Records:
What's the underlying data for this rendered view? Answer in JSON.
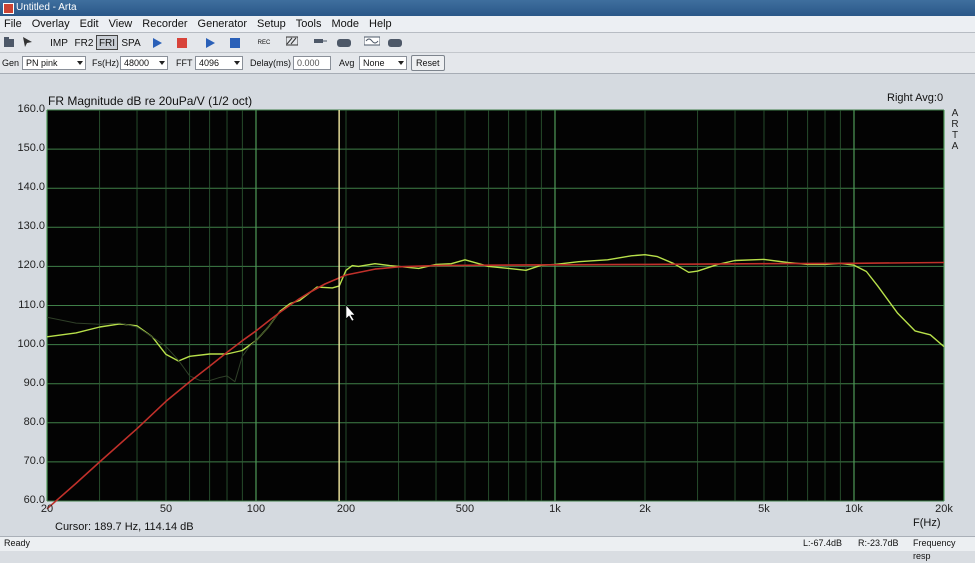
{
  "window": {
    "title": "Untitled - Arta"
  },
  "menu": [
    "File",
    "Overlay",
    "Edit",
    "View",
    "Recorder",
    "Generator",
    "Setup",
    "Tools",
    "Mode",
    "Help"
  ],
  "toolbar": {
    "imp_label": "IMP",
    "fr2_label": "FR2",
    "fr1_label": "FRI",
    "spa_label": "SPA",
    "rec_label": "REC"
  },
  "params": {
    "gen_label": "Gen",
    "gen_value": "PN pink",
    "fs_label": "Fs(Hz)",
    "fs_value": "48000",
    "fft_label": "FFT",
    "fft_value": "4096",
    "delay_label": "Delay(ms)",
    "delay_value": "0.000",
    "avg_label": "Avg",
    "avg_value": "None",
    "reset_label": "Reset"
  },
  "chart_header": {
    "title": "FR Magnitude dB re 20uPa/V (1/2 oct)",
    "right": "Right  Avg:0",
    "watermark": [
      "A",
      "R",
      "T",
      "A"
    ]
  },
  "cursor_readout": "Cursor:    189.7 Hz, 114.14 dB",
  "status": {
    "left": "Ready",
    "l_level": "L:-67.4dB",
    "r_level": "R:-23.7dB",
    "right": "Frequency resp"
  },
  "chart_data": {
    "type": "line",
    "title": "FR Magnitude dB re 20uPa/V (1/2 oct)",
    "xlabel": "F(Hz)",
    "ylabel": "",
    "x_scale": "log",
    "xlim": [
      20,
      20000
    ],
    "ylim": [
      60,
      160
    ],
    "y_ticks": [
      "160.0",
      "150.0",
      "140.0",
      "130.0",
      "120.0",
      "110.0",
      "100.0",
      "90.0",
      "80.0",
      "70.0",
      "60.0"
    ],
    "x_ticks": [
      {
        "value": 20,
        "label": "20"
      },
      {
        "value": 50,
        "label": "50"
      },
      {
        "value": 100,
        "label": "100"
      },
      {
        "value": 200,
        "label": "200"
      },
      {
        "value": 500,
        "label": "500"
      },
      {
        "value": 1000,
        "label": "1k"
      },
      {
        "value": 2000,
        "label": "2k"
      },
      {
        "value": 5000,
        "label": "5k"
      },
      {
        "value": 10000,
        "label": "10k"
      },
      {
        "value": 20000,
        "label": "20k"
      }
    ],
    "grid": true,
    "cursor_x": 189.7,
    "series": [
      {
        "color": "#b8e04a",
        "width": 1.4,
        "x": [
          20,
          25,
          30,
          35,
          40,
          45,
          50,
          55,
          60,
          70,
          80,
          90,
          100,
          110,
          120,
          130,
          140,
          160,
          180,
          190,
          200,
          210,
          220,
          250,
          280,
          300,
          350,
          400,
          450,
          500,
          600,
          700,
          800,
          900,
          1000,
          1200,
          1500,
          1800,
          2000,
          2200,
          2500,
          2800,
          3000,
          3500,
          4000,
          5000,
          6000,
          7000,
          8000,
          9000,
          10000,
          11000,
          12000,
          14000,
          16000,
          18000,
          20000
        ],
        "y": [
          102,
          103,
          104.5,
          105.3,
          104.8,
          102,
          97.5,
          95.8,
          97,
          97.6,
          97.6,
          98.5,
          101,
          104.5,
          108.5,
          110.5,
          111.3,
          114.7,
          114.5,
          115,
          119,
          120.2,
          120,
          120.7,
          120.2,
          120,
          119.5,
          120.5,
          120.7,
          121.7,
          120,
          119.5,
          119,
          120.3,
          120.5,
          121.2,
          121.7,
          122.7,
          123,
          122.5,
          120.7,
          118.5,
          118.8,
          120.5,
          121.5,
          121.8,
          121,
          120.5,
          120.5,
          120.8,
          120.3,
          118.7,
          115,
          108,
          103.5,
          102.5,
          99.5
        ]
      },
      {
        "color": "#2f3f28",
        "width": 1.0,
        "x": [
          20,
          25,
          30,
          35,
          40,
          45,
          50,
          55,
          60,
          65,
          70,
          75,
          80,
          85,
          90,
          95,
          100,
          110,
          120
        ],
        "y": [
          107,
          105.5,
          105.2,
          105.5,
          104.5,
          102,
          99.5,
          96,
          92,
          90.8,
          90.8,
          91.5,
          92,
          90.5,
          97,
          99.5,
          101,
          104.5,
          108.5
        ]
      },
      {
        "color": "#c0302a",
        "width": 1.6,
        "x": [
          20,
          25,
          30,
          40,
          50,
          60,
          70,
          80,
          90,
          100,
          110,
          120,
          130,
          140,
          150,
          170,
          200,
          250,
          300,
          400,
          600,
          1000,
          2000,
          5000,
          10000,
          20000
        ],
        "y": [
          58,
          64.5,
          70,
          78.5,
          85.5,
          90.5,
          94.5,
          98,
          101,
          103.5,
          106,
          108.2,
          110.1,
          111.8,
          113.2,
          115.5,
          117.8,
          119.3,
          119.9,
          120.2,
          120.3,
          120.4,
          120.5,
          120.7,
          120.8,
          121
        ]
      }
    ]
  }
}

Exercise aim:
Collect each line above holding the string "right".

Finished answer:
    "right": "Right  Avg:0",
    "right": "Frequency resp"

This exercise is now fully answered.